(Stored records)
☆ ☆ ☆ ☆ ☆

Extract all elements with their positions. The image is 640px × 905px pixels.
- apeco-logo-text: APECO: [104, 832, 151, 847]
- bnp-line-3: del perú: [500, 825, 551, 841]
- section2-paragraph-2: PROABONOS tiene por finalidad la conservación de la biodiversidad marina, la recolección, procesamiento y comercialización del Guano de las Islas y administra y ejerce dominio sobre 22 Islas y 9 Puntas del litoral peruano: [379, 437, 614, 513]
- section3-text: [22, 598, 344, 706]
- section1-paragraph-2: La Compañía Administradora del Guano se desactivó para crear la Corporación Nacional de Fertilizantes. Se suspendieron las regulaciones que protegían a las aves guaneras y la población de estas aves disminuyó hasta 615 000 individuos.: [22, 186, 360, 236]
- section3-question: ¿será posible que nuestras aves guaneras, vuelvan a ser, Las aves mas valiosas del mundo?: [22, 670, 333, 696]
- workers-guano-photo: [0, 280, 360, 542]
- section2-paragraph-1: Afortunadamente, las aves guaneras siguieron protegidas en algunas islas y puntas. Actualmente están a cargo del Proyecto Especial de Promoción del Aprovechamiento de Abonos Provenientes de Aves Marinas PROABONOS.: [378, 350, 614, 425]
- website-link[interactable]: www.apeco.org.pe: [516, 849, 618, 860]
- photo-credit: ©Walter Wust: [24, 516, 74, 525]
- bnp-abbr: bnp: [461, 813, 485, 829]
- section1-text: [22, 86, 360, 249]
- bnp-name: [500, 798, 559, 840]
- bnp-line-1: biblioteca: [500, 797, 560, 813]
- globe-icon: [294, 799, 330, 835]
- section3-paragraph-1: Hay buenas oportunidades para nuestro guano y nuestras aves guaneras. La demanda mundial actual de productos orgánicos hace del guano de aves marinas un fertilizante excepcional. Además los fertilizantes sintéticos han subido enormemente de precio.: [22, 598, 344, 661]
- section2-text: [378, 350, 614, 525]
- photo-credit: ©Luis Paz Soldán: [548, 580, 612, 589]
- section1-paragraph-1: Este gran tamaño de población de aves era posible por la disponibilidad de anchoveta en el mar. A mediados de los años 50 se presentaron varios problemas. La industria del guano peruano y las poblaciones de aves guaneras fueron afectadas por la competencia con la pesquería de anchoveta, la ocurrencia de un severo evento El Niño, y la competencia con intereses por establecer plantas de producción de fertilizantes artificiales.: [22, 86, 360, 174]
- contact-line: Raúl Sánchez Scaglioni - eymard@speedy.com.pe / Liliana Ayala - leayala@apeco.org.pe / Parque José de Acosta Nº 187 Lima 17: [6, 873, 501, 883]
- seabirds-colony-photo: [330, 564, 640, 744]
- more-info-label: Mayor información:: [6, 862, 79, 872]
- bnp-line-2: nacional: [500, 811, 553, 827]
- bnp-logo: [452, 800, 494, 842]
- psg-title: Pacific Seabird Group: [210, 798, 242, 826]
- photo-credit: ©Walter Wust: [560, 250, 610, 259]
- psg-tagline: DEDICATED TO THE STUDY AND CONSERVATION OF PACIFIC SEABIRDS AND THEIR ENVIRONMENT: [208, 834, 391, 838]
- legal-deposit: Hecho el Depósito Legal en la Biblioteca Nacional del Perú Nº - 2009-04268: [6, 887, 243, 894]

☆ ☆ ☆ ☆ ☆

### YOUR GOAL
Copy word for word every line of the records from the first line through the line containing "- photo-credit: ©Luis", including both of those lines.

### OUTPUT
Extract all elements with their positions. The image is 640px × 905px pixels.
- apeco-logo-text: APECO: [104, 832, 151, 847]
- bnp-line-3: del perú: [500, 825, 551, 841]
- section2-paragraph-2: PROABONOS tiene por finalidad la conservación de la biodiversidad marina, la recolección, procesamiento y comercialización del Guano de las Islas y administra y ejerce dominio sobre 22 Islas y 9 Puntas del litoral peruano: [379, 437, 614, 513]
- section3-text: [22, 598, 344, 706]
- section1-paragraph-2: La Compañía Administradora del Guano se desactivó para crear la Corporación Nacional de Fertilizantes. Se suspendieron las regulaciones que protegían a las aves guaneras y la población de estas aves disminuyó hasta 615 000 individuos.: [22, 186, 360, 236]
- section3-question: ¿será posible que nuestras aves guaneras, vuelvan a ser, Las aves mas valiosas del mundo?: [22, 670, 333, 696]
- workers-guano-photo: [0, 280, 360, 542]
- section2-paragraph-1: Afortunadamente, las aves guaneras siguieron protegidas en algunas islas y puntas. Actualmente están a cargo del Proyecto Especial de Promoción del Aprovechamiento de Abonos Provenientes de Aves Marinas PROABONOS.: [378, 350, 614, 425]
- website-link[interactable]: www.apeco.org.pe: [516, 849, 618, 860]
- photo-credit: ©Walter Wust: [24, 516, 74, 525]
- bnp-abbr: bnp: [461, 813, 485, 829]
- section1-text: [22, 86, 360, 249]
- bnp-name: [500, 798, 559, 840]
- bnp-line-1: biblioteca: [500, 797, 560, 813]
- globe-icon: [294, 799, 330, 835]
- section3-paragraph-1: Hay buenas oportunidades para nuestro guano y nuestras aves guaneras. La demanda mundial actual de productos orgánicos hace del guano de aves marinas un fertilizante excepcional. Además los fertilizantes sintéticos han subido enormemente de precio.: [22, 598, 344, 661]
- section2-text: [378, 350, 614, 525]
- photo-credit: ©Luis Paz Soldán: [548, 580, 612, 589]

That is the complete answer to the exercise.